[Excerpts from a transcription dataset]
★ ★ ★
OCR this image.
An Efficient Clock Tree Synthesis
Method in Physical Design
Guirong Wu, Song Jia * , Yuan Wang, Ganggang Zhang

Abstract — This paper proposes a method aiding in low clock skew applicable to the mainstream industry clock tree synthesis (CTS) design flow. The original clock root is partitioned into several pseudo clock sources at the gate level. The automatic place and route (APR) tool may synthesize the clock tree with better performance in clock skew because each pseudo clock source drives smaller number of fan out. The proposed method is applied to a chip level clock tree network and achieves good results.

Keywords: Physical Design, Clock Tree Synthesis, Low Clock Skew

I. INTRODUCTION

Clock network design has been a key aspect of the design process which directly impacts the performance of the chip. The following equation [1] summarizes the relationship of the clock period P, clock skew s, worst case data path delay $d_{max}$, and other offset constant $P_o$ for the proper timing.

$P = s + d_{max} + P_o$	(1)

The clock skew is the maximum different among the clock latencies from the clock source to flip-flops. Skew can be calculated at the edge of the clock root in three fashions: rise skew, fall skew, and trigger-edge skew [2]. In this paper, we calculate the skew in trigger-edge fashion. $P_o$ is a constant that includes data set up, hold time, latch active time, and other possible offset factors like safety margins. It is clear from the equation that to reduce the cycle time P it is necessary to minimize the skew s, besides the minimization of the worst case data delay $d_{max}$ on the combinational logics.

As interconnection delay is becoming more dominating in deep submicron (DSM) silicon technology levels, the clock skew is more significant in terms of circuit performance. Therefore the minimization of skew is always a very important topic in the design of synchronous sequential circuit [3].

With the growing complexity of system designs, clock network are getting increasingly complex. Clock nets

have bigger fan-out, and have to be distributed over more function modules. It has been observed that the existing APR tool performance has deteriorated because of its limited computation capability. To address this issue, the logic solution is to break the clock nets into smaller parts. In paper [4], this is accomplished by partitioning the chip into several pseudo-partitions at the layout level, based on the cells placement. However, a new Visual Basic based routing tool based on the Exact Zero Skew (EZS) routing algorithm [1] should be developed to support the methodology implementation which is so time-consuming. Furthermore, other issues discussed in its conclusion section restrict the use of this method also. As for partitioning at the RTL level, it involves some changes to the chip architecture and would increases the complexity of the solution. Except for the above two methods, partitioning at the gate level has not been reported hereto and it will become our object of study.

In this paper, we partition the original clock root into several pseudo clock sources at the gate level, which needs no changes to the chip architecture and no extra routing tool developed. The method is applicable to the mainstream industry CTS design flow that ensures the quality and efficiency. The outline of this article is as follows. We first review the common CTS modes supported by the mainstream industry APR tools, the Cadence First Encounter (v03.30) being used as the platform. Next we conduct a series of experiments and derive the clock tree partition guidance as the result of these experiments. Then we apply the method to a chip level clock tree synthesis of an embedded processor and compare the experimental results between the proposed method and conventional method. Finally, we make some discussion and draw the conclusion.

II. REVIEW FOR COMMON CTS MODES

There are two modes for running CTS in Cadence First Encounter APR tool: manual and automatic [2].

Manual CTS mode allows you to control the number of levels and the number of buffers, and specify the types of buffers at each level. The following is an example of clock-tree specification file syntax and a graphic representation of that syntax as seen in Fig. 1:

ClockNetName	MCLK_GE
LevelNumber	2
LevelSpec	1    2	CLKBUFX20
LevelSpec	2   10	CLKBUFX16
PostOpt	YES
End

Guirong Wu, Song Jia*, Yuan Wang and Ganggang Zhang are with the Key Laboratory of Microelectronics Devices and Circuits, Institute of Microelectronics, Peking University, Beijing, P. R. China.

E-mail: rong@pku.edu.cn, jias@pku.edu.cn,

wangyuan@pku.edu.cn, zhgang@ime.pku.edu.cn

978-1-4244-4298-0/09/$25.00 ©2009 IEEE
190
★ ★ ★
Every one of the entries must be printed exactly.

OCR this image.
An Efficient Clock Tree Synthesis
Method in Physical Design
Guirong Wu, Song Jia * , Yuan Wang, Ganggang Zhang

Abstract — This paper proposes a method aiding in low clock skew applicable to the mainstream industry clock tree synthesis (CTS) design flow. The original clock root is partitioned into several pseudo clock sources at the gate level. The automatic place and route (APR) tool may synthesize the clock tree with better performance in clock skew because each pseudo clock source drives smaller number of fan out. The proposed method is applied to a chip level clock tree network and achieves good results.

Keywords: Physical Design, Clock Tree Synthesis, Low Clock Skew

I. INTRODUCTION

Clock network design has been a key aspect of the design process which directly impacts the performance of the chip. The following equation [1] summarizes the relationship of the clock period P, clock skew s, worst case data path delay $d_{max}$, and other offset constant $P_o$ for the proper timing.

$P = s + d_{max} + P_o$	(1)

The clock skew is the maximum different among the clock latencies from the clock source to flip-flops. Skew can be calculated at the edge of the clock root in three fashions: rise skew, fall skew, and trigger-edge skew [2]. In this paper, we calculate the skew in trigger-edge fashion. $P_o$ is a constant that includes data set up, hold time, latch active time, and other possible offset factors like safety margins. It is clear from the equation that to reduce the cycle time P it is necessary to minimize the skew s, besides the minimization of the worst case data delay $d_{max}$ on the combinational logics.

As interconnection delay is becoming more dominating in deep submicron (DSM) silicon technology levels, the clock skew is more significant in terms of circuit performance. Therefore the minimization of skew is always a very important topic in the design of synchronous sequential circuit [3].

With the growing complexity of system designs, clock network are getting increasingly complex. Clock nets

have bigger fan-out, and have to be distributed over more function modules. It has been observed that the existing APR tool performance has deteriorated because of its limited computation capability. To address this issue, the logic solution is to break the clock nets into smaller parts. In paper [4], this is accomplished by partitioning the chip into several pseudo-partitions at the layout level, based on the cells placement. However, a new Visual Basic based routing tool based on the Exact Zero Skew (EZS) routing algorithm [1] should be developed to support the methodology implementation which is so time-consuming. Furthermore, other issues discussed in its conclusion section restrict the use of this method also. As for partitioning at the RTL level, it involves some changes to the chip architecture and would increases the complexity of the solution. Except for the above two methods, partitioning at the gate level has not been reported hereto and it will become our object of study.

In this paper, we partition the original clock root into several pseudo clock sources at the gate level, which needs no changes to the chip architecture and no extra routing tool developed. The method is applicable to the mainstream industry CTS design flow that ensures the quality and efficiency. The outline of this article is as follows. We first review the common CTS modes supported by the mainstream industry APR tools, the Cadence First Encounter (v03.30) being used as the platform. Next we conduct a series of experiments and derive the clock tree partition guidance as the result of these experiments. Then we apply the method to a chip level clock tree synthesis of an embedded processor and compare the experimental results between the proposed method and conventional method. Finally, we make some discussion and draw the conclusion.

II. REVIEW FOR COMMON CTS MODES

There are two modes for running CTS in Cadence First Encounter APR tool: manual and automatic [2].

Manual CTS mode allows you to control the number of levels and the number of buffers, and specify the types of buffers at each level. The following is an example of clock-tree specification file syntax and a graphic representation of that syntax as seen in Fig. 1:

ClockNetName	MCLK_GE
LevelNumber	2
LevelSpec	1    2	CLKBUFX20
LevelSpec	2   10	CLKBUFX16
PostOpt	YES
End

Guirong Wu, Song Jia*, Yuan Wang and Ganggang Zhang are with the Key Laboratory of Microelectronics Devices and Circuits, Institute of Microelectronics, Peking University, Beijing, P. R. China.

E-mail: rong@pku.edu.cn, jias@pku.edu.cn,

wangyuan@pku.edu.cn, zhgang@ime.pku.edu.cn

978-1-4244-4298-0/09/$25.00 ©2009 IEEE
190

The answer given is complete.